Copy each line exactly. Drop every picture.

>>>>>

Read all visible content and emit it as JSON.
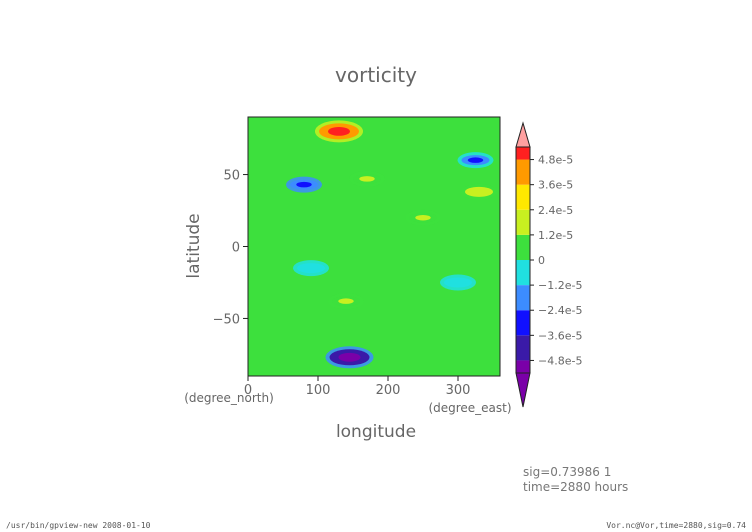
{
  "chart_data": {
    "type": "heatmap",
    "title": "vorticity",
    "xlabel": "longitude",
    "ylabel": "latitude",
    "x_unit": "(degree_east)",
    "y_unit": "(degree_north)",
    "xlim": [
      0,
      360
    ],
    "ylim": [
      -90,
      90
    ],
    "x_ticks": [
      "0",
      "100",
      "200",
      "300"
    ],
    "x_tick_values": [
      0,
      100,
      200,
      300
    ],
    "y_ticks": [
      "50",
      "0",
      "−50"
    ],
    "y_tick_values": [
      50,
      0,
      -50
    ],
    "colorbar": {
      "labels": [
        "4.8e-5",
        "3.6e-5",
        "2.4e-5",
        "1.2e-5",
        "0",
        "−1.2e-5",
        "−2.4e-5",
        "−3.6e-5",
        "−4.8e-5"
      ],
      "values": [
        4.8e-05,
        3.6e-05,
        2.4e-05,
        1.2e-05,
        0,
        -1.2e-05,
        -2.4e-05,
        -3.6e-05,
        -4.8e-05
      ],
      "range": [
        -5.4e-05,
        5.4e-05
      ],
      "extend": "both"
    },
    "features": [
      {
        "lon": 130,
        "lat": 80,
        "value": 5.2e-05
      },
      {
        "lon": 145,
        "lat": -77,
        "value": -5e-05
      },
      {
        "lon": 80,
        "lat": 43,
        "value": -3e-05
      },
      {
        "lon": 325,
        "lat": 60,
        "value": -2.6e-05
      },
      {
        "lon": 330,
        "lat": 38,
        "value": 1.8e-05
      },
      {
        "lon": 170,
        "lat": 47,
        "value": 1.5e-05
      },
      {
        "lon": 140,
        "lat": -38,
        "value": 1.3e-05
      },
      {
        "lon": 250,
        "lat": 20,
        "value": 1.2e-05
      },
      {
        "lon": 90,
        "lat": -15,
        "value": -1e-05
      },
      {
        "lon": 300,
        "lat": -25,
        "value": -1.2e-05
      }
    ]
  },
  "meta": {
    "sig_line": "sig=0.73986 1",
    "time_line": "time=2880 hours"
  },
  "footer": {
    "left": "/usr/bin/gpview-new  2008-01-10",
    "right": "Vor.nc@Vor,time=2880,sig=0.74"
  }
}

<<<<<

COMPLETE ANSWER -
Read all visible content and emit it as JSON.
{
  "chart_data": {
    "type": "heatmap",
    "title": "vorticity",
    "xlabel": "longitude",
    "ylabel": "latitude",
    "x_unit": "(degree_east)",
    "y_unit": "(degree_north)",
    "xlim": [
      0,
      360
    ],
    "ylim": [
      -90,
      90
    ],
    "x_ticks": [
      "0",
      "100",
      "200",
      "300"
    ],
    "x_tick_values": [
      0,
      100,
      200,
      300
    ],
    "y_ticks": [
      "50",
      "0",
      "−50"
    ],
    "y_tick_values": [
      50,
      0,
      -50
    ],
    "colorbar": {
      "labels": [
        "4.8e-5",
        "3.6e-5",
        "2.4e-5",
        "1.2e-5",
        "0",
        "−1.2e-5",
        "−2.4e-5",
        "−3.6e-5",
        "−4.8e-5"
      ],
      "values": [
        4.8e-05,
        3.6e-05,
        2.4e-05,
        1.2e-05,
        0,
        -1.2e-05,
        -2.4e-05,
        -3.6e-05,
        -4.8e-05
      ],
      "range": [
        -5.4e-05,
        5.4e-05
      ],
      "extend": "both"
    },
    "features": [
      {
        "lon": 130,
        "lat": 80,
        "value": 5.2e-05
      },
      {
        "lon": 145,
        "lat": -77,
        "value": -5e-05
      },
      {
        "lon": 80,
        "lat": 43,
        "value": -3e-05
      },
      {
        "lon": 325,
        "lat": 60,
        "value": -2.6e-05
      },
      {
        "lon": 330,
        "lat": 38,
        "value": 1.8e-05
      },
      {
        "lon": 170,
        "lat": 47,
        "value": 1.5e-05
      },
      {
        "lon": 140,
        "lat": -38,
        "value": 1.3e-05
      },
      {
        "lon": 250,
        "lat": 20,
        "value": 1.2e-05
      },
      {
        "lon": 90,
        "lat": -15,
        "value": -1e-05
      },
      {
        "lon": 300,
        "lat": -25,
        "value": -1.2e-05
      }
    ]
  },
  "meta": {
    "sig_line": "sig=0.73986 1",
    "time_line": "time=2880 hours"
  },
  "footer": {
    "left": "/usr/bin/gpview-new  2008-01-10",
    "right": "Vor.nc@Vor,time=2880,sig=0.74"
  }
}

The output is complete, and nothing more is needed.